[The task] Images must not appear in your copy; reproduce every other part of the records exactly.

++++ Available records ++++

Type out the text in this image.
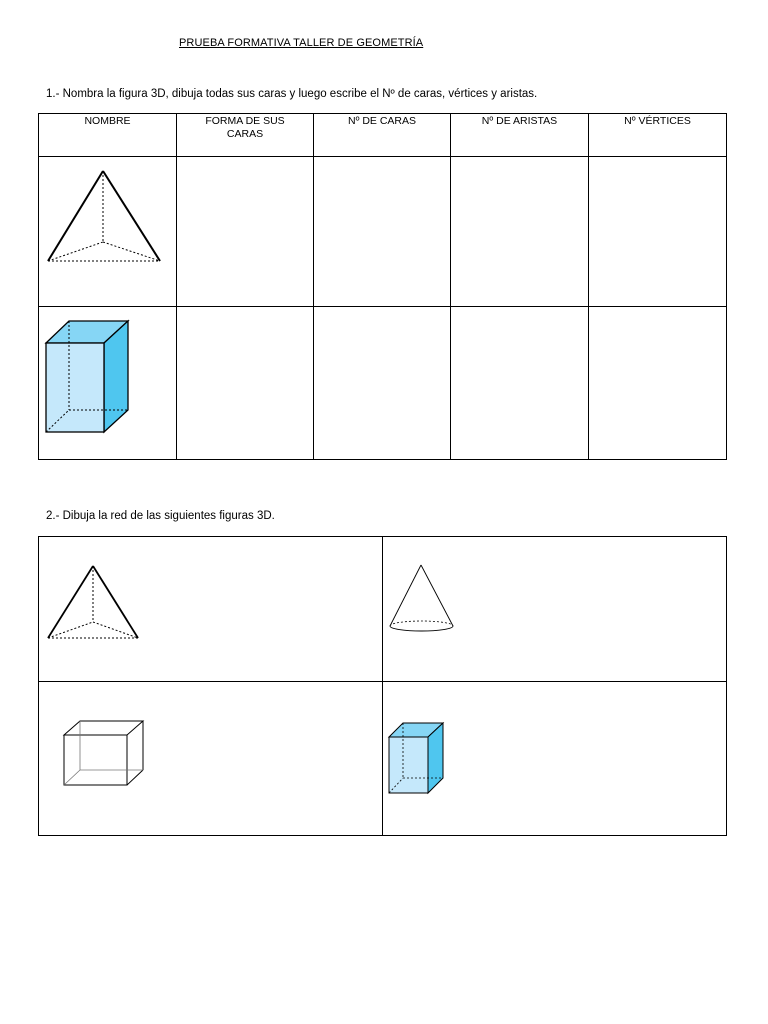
PRUEBA FORMATIVA TALLER DE GEOMETRÍA
1.- Nombra la figura 3D, dibuja todas sus caras y luego escribe el Nº de caras, vértices y aristas.
NOMBRE	FORMA DE SUS CARAS	Nº DE CARAS	Nº DE ARISTAS	Nº VÉRTICES

2.- Dibuja la red de las siguientes figuras 3D.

++++

[Written answer]
Type out the text in this image.
PRUEBA FORMATIVA TALLER DE GEOMETRÍA
1.- Nombra la figura 3D, dibuja todas sus caras y luego escribe el Nº de caras, vértices y aristas.
NOMBRE	FORMA DE SUS CARAS	Nº DE CARAS	Nº DE ARISTAS	Nº VÉRTICES

2.- Dibuja la red de las siguientes figuras 3D.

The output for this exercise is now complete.